REQUEST -> Locate the word "name" in the material, then show every line that holds it.

Records contained in a dataset ->
• • • •

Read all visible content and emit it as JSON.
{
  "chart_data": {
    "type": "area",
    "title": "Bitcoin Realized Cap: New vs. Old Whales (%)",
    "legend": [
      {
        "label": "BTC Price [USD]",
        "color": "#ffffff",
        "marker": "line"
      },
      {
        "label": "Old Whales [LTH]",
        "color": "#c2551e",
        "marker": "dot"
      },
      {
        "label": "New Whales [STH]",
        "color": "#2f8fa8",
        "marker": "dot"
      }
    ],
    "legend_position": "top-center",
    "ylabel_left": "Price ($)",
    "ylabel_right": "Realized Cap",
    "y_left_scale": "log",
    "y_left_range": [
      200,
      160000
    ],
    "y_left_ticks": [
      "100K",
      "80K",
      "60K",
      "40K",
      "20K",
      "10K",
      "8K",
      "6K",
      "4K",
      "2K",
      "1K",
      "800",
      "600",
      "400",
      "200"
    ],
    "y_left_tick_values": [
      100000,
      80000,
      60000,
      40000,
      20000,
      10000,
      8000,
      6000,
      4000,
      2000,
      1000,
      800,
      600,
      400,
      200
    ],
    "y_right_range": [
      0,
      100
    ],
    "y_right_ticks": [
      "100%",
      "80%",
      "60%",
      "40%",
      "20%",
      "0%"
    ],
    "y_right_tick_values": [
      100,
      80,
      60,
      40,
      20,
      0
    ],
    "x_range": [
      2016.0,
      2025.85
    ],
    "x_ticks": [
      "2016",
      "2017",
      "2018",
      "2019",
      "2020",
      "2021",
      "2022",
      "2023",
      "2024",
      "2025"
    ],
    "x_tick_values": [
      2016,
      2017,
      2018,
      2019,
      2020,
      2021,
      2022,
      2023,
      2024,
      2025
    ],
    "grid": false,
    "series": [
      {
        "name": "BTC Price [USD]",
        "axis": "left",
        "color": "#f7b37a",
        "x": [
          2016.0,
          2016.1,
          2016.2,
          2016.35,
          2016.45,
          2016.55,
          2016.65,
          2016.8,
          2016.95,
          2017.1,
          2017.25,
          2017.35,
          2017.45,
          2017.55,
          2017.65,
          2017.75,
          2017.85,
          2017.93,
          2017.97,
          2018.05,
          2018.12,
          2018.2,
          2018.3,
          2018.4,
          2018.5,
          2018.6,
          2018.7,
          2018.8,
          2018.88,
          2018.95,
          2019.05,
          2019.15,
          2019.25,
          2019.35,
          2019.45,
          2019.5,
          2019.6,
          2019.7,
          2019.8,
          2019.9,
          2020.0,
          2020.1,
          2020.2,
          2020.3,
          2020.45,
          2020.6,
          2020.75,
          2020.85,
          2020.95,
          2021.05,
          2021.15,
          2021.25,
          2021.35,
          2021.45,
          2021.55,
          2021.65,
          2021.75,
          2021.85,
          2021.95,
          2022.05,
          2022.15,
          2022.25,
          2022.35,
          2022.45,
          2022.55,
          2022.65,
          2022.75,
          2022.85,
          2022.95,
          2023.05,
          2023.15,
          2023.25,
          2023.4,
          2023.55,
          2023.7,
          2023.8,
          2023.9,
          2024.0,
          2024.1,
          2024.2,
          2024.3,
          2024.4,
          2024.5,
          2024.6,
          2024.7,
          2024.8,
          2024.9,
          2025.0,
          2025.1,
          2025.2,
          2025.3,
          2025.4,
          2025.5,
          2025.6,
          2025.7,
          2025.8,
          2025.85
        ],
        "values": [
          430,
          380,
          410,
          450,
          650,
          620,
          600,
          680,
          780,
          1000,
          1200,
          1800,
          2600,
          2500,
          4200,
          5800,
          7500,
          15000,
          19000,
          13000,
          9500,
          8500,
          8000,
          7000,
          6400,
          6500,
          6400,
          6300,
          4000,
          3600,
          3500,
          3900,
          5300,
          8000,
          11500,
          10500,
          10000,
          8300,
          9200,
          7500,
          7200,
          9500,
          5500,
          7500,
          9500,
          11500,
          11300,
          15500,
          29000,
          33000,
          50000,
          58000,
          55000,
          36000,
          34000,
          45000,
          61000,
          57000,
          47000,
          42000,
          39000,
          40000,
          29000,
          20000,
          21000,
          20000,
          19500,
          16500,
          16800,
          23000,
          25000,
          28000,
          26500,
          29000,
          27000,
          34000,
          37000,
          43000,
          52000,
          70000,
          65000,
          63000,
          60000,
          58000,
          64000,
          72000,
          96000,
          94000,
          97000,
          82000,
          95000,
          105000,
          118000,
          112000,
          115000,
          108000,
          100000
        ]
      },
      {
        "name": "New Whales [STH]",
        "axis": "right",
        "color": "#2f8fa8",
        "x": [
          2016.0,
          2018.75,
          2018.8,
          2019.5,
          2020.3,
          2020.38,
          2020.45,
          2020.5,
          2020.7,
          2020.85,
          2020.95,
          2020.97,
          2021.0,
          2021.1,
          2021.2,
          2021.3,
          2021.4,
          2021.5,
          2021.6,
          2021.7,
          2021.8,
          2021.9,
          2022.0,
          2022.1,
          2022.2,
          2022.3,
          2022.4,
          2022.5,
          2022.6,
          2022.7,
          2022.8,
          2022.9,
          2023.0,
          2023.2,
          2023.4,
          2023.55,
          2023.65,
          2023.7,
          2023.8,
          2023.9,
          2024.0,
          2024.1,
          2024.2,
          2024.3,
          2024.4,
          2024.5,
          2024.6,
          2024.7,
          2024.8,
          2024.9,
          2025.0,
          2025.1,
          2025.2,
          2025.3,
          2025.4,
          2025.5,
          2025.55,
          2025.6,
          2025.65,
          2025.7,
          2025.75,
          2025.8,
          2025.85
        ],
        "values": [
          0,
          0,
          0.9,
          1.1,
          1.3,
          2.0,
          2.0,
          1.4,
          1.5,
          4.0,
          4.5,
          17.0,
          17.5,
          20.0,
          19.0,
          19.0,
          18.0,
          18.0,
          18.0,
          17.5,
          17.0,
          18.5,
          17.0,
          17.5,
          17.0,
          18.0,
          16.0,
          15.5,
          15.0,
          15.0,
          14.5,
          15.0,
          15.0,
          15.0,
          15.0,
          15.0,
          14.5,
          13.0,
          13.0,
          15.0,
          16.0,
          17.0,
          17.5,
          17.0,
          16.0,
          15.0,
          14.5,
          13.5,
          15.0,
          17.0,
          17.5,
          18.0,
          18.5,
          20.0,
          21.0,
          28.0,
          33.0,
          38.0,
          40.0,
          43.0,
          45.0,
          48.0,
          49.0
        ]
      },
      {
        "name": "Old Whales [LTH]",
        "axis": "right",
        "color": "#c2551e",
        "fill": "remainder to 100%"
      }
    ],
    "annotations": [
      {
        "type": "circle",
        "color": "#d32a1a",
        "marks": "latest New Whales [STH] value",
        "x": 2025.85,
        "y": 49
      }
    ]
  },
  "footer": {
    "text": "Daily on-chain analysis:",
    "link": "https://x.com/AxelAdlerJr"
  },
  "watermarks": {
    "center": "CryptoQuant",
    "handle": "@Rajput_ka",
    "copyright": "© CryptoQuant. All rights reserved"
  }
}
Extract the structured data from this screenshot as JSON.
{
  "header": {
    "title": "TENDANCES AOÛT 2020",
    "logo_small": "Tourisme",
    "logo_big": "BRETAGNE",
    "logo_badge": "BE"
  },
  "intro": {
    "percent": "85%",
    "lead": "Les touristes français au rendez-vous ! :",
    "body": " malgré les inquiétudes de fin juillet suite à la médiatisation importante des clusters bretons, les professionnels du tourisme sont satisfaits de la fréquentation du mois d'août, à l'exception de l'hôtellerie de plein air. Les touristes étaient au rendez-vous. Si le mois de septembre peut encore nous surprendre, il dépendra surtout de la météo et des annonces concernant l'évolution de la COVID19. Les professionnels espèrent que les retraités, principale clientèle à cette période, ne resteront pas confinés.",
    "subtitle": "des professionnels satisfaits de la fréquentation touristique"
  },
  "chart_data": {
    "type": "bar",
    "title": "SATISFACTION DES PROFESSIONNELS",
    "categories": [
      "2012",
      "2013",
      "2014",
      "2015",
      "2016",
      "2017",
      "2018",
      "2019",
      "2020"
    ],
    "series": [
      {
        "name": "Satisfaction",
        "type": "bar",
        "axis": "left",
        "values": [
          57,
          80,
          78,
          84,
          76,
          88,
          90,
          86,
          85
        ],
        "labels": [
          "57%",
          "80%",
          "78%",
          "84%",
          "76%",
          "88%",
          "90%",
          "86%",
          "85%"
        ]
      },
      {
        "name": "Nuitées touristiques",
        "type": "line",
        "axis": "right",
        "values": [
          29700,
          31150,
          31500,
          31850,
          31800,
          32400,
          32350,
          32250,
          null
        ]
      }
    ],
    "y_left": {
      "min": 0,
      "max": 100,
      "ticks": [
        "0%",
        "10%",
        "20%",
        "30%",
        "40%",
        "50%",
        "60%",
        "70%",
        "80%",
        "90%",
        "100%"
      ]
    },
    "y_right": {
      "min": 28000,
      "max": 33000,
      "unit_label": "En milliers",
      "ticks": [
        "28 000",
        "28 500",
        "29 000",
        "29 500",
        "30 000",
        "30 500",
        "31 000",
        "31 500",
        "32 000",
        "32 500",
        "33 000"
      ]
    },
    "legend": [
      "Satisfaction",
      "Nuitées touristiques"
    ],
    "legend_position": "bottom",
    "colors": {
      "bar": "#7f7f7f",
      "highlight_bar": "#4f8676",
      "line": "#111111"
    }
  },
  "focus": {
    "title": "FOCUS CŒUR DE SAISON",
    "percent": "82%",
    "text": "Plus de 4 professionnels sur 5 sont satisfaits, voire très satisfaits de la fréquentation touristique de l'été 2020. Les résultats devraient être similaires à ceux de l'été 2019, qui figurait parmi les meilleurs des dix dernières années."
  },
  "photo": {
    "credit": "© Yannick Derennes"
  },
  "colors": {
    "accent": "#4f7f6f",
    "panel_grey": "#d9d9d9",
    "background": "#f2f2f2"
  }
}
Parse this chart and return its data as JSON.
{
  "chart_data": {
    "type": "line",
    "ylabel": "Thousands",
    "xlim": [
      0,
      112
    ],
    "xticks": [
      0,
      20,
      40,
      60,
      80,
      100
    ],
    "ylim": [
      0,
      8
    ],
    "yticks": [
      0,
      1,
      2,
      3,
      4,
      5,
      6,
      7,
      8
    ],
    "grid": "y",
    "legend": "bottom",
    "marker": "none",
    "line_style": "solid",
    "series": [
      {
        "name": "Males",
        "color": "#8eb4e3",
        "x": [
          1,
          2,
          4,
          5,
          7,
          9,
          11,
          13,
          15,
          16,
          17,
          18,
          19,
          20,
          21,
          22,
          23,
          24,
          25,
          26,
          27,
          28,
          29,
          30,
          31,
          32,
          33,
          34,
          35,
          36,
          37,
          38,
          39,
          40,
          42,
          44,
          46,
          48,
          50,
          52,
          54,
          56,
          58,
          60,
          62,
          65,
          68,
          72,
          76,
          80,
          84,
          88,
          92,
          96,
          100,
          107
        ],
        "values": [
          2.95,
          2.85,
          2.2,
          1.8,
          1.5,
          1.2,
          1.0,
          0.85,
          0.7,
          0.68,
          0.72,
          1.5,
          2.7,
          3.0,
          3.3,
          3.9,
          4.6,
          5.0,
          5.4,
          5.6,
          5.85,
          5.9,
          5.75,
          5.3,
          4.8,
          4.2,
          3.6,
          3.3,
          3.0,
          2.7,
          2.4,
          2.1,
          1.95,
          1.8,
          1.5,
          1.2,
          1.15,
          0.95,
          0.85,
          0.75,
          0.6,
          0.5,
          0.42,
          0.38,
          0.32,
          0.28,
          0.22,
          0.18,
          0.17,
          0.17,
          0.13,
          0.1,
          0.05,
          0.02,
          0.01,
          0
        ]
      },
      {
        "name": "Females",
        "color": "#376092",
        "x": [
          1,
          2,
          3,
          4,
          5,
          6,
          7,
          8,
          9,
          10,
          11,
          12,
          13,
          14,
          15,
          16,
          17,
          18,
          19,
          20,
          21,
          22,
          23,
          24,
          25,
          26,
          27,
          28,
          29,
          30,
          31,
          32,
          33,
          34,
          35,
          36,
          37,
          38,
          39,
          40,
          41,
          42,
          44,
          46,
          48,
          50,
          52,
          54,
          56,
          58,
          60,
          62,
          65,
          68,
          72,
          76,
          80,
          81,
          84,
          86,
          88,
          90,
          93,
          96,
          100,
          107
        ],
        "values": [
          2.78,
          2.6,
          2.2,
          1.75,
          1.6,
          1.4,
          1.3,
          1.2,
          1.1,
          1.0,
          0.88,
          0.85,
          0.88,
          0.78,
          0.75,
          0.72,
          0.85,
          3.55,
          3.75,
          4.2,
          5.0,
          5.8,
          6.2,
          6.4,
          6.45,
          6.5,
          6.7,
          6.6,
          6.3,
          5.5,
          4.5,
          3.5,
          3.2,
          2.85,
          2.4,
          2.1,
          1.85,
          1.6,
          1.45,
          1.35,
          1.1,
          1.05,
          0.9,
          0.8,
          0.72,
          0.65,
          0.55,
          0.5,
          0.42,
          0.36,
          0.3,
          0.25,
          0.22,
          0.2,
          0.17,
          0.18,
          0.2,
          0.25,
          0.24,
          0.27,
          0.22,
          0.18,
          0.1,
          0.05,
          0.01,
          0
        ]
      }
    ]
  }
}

• • • •

SOLUTION FOR THIS PROBLEM ->
        "name": "BTC Price [USD]",
        "name": "New Whales [STH]",
        "name": "Old Whales [LTH]",
        "name": "Satisfaction",
        "name": "Nuitées touristiques",
        "name": "Males",
        "name": "Females",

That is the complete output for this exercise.